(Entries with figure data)
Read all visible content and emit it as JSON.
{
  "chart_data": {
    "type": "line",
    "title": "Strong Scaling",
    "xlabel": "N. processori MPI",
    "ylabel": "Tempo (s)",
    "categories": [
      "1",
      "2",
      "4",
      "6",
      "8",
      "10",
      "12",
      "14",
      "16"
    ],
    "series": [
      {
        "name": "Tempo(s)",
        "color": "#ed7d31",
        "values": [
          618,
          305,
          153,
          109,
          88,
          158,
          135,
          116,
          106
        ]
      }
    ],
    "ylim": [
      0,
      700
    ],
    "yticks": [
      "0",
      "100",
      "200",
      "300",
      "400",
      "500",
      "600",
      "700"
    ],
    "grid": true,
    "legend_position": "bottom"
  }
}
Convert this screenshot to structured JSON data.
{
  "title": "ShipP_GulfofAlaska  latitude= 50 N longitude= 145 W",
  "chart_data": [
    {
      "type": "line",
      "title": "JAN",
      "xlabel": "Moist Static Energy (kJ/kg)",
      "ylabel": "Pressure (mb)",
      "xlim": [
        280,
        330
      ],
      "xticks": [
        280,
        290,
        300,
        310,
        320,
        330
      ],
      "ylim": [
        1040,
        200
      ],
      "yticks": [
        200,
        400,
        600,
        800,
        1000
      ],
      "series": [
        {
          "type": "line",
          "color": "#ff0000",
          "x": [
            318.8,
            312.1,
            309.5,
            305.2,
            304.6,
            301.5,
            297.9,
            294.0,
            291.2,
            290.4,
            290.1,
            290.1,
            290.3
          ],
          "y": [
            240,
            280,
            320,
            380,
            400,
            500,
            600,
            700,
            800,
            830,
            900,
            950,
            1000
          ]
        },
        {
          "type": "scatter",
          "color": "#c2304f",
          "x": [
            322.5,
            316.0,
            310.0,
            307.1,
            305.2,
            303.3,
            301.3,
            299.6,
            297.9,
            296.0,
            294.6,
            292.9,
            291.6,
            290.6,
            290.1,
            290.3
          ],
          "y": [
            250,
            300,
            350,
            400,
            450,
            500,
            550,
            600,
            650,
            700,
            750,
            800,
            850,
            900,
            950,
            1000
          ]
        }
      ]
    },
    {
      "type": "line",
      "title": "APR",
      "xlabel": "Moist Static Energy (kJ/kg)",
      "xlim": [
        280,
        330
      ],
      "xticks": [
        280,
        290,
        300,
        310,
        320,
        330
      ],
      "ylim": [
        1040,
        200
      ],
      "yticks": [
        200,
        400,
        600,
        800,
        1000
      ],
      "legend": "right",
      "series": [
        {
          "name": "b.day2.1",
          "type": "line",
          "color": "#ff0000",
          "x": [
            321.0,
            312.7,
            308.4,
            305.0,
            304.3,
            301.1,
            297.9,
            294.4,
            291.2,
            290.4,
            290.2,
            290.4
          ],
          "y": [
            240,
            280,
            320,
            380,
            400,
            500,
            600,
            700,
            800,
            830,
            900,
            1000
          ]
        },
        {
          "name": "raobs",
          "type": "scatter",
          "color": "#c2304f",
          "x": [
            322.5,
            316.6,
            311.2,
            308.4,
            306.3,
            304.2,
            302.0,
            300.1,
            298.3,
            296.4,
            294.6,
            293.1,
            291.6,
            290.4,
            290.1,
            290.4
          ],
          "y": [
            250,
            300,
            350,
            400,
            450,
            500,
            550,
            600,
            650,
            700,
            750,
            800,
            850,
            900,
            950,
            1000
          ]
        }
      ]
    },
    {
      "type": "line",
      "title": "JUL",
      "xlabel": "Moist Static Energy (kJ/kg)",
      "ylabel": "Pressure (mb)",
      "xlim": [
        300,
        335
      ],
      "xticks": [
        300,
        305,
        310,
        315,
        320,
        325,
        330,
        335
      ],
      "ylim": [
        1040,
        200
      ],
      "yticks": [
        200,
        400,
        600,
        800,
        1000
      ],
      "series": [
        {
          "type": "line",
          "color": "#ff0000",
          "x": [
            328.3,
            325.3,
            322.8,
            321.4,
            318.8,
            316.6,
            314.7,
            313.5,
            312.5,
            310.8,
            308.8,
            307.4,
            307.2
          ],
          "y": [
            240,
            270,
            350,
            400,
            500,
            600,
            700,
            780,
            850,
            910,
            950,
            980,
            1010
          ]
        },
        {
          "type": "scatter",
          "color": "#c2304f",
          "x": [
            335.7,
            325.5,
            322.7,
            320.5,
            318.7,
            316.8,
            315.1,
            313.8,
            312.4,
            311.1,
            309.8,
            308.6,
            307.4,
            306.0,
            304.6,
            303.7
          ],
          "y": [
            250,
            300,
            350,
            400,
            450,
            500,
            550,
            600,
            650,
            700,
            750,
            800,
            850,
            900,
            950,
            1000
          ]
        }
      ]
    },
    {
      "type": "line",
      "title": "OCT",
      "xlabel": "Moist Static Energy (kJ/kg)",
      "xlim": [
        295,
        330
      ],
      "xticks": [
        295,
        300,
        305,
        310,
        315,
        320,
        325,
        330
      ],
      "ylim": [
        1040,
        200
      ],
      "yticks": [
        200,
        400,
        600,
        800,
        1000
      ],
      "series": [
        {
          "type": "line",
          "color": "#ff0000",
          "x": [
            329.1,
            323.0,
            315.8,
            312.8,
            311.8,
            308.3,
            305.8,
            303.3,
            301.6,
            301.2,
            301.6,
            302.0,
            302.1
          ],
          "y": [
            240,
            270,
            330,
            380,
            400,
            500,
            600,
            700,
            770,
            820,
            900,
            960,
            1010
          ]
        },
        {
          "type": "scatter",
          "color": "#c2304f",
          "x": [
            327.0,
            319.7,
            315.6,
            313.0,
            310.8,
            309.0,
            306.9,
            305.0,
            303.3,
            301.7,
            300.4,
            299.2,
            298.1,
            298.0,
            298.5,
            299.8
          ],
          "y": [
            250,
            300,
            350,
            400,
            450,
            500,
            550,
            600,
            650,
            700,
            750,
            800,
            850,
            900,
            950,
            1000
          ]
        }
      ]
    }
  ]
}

- **Work to complete**
Each line above that holds the string "JSON" should be copied and shown.

- **Worked solution**
Read all visible content and emit it as JSON.
Convert this screenshot to structured JSON data.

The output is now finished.